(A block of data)
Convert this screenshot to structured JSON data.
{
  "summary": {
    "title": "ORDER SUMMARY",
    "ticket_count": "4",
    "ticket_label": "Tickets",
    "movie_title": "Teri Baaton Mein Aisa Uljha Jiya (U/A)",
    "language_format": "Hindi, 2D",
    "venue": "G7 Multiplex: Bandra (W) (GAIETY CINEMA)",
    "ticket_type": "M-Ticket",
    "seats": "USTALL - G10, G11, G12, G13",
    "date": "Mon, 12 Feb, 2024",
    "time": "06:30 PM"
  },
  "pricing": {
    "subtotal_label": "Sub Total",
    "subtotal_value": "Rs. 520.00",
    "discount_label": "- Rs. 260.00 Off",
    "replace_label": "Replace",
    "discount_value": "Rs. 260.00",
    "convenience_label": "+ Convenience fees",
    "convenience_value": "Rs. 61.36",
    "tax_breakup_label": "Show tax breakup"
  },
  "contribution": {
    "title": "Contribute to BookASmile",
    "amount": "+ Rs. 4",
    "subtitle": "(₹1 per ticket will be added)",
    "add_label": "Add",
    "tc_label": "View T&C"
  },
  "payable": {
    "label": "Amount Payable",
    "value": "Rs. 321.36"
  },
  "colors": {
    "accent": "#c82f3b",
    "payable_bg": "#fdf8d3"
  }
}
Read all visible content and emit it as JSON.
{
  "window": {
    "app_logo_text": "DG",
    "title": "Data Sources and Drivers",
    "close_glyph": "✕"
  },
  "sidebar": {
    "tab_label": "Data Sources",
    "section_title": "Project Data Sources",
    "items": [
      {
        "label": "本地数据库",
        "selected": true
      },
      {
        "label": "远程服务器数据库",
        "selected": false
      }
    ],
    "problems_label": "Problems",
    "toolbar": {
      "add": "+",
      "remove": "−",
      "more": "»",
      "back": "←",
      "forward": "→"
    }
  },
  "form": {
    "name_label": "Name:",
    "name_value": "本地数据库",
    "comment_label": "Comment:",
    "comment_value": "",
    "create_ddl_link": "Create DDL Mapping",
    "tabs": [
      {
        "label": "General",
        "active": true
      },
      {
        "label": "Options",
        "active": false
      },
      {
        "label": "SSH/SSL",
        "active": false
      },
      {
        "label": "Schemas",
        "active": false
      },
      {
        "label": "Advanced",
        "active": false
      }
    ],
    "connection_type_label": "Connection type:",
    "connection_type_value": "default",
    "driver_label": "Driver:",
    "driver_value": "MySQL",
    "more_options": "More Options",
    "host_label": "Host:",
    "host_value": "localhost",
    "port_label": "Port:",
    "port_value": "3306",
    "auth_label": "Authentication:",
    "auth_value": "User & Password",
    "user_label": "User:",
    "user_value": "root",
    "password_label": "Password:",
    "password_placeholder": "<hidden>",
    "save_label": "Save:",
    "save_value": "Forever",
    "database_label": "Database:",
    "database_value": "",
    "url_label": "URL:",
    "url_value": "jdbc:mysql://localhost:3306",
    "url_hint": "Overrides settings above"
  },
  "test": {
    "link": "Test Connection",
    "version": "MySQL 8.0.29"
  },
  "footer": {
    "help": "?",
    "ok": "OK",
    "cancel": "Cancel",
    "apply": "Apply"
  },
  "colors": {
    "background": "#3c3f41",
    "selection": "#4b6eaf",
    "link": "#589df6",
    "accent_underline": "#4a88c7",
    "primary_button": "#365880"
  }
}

- [Your instructions]: Show, from the material above, each line that includes the string "localhost".

- [Expected answer]:
    "host_value": "localhost",
    "url_value": "jdbc:mysql://localhost:3306",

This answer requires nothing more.